> _Required work_
1: Reproduce the part of the divorce real estate text below that opens with the words containing "Removing a spouse" and closes with "slower, or impossible.".
2: Continue the divorce real estate text below from where it stops.

> _Selected extract_
========================================================================

The house is usually the biggest asset in a divorce — and the biggest source of expensive mistakes.

Who keeps the home? Can they actually qualify to refinance it alone? How does support income count toward a mortgage? What happens if the settlement is signed before anyone runs the numbers?

I work with your team.

Divorce real estate takes a team — attorney, mediator, real estate agent, lender — and it works best when everyone's coordinated. I partner with the agents and attorneys already involved, keep everyone updated on financing status, and make sure the loan never becomes the surprise that stalls the settlement. If a home sale or purchase is part of the picture and you don't have an agent yet, I can connect you with experienced people that I know and trust.


The RCS-D™ designation

I hold the RCS-D™ designation — Real Estate Collaboration Specialist, Divorce — specialized training in the intersection of divorce and real estate finance. That covers the details that decide whether a settlement works in the real world:

Removing a spouse from the loan, not just the title — because a quitclaim deed doesn't touch the mortgage, and the departing spouse's credit stays on the hook until the loan is refinanced or paid off.

Qualifying to keep the home, using support income, buyout structures, and equity — calculated before negotiations, so nobody agrees to keep a house they can't actually afford or finance.

Settlement language that lenders can work with — because a decree written without the financing in mind can make a refinance harder, slower, or impossible.

========================================================================

> _Data records_
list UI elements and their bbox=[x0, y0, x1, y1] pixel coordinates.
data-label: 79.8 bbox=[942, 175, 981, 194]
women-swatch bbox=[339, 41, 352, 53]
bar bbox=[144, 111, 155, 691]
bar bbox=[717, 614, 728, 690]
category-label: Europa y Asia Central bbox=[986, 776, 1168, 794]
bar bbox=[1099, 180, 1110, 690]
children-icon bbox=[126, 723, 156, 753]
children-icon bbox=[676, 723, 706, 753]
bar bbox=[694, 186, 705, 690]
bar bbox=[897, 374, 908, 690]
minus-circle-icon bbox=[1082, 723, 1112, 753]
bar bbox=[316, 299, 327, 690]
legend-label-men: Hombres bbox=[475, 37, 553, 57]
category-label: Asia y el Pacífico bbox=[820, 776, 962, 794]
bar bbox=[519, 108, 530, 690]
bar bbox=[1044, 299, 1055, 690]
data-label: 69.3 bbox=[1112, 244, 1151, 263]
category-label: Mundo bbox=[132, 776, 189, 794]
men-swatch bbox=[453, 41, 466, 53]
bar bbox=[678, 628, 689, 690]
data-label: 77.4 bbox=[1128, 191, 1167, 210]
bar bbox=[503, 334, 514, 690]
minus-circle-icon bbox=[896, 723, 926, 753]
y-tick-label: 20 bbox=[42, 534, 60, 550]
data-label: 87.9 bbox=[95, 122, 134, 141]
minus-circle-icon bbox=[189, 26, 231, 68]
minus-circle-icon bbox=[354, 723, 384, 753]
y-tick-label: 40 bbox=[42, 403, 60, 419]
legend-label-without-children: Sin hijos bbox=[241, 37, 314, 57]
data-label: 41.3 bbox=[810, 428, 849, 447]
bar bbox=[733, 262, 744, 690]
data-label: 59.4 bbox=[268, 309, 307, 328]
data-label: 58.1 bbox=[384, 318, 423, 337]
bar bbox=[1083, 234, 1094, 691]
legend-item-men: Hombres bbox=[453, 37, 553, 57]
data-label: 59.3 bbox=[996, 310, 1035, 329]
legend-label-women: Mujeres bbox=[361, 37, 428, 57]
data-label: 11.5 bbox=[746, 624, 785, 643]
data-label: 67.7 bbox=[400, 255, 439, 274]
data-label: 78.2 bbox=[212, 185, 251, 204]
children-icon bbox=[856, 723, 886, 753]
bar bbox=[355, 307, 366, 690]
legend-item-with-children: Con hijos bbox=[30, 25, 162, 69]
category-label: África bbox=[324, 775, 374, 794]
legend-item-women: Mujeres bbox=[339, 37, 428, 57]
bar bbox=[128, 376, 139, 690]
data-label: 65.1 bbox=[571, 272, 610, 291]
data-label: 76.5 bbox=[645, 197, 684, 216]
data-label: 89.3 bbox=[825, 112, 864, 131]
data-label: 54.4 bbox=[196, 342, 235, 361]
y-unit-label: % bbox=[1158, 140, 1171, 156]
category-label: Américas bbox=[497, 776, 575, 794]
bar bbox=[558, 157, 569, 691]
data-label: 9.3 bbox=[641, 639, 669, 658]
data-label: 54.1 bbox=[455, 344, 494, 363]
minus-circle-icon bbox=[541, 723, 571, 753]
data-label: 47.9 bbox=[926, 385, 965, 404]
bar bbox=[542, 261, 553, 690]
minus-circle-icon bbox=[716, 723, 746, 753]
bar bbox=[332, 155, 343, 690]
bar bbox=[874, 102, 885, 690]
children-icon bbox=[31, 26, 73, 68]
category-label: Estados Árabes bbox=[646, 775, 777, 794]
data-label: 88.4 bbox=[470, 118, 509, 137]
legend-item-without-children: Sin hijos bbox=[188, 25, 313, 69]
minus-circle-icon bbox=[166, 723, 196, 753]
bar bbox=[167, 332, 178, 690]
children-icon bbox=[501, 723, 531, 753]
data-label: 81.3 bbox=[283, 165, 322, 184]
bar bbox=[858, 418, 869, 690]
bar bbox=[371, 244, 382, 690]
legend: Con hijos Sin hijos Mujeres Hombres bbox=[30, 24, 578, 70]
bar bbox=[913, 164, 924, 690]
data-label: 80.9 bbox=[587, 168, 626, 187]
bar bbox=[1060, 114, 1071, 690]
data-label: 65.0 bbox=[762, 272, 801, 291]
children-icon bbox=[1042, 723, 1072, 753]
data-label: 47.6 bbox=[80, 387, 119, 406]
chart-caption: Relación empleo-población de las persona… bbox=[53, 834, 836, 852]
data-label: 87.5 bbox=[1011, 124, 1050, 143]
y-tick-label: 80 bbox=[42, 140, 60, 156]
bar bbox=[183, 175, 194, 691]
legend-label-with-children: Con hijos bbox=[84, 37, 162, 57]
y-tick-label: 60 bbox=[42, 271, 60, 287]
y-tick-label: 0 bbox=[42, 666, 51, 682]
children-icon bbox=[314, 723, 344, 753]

========================================================================

> _Task responses_
1:
Removing a spouse from the loan, not just the title — because a quitclaim deed doesn't touch the mortgage, and the departing spouse's credit stays on the hook until the loan is refinanced or paid off.

Qualifying to keep the home, using support income, buyout structures, and equity — calculated before negotiations, so nobody agrees to keep a house they can't actually afford or finance.

Settlement language that lenders can work with — because a decree written without the financing in mind can make a refinance harder, slower, or impossible.

2:
Timing — knowing what has to happen before the decree, and what can wait, so the mortgage doesn't hold up the divorce or the divorce doesn't wreck the mortgage.


Who I work with

Family law attorneys and mediators. I provide financing reality checks during negotiation — a clear read on whether a proposed settlement is financeable, before your client signs it. No cost, no obligation, and your client doesn't become my client unless they choose to.

Divorcing homeowners. Whether you're keeping the home, being bought out, or selling and starting over, you'll get real numbers early — what you qualify for, what it costs, and what to watch for.

Nearly 30 years in Arizona lending

I've been in the mortgage business since 1996 and founded Magnolia Mortgage in 2018. This work is detailed, and divorce lending is the most detailed corner of it. The goal is simple: the house decision gets made with clear eyes and real numbers, and nobody discovers a problem two years after the decree is signed.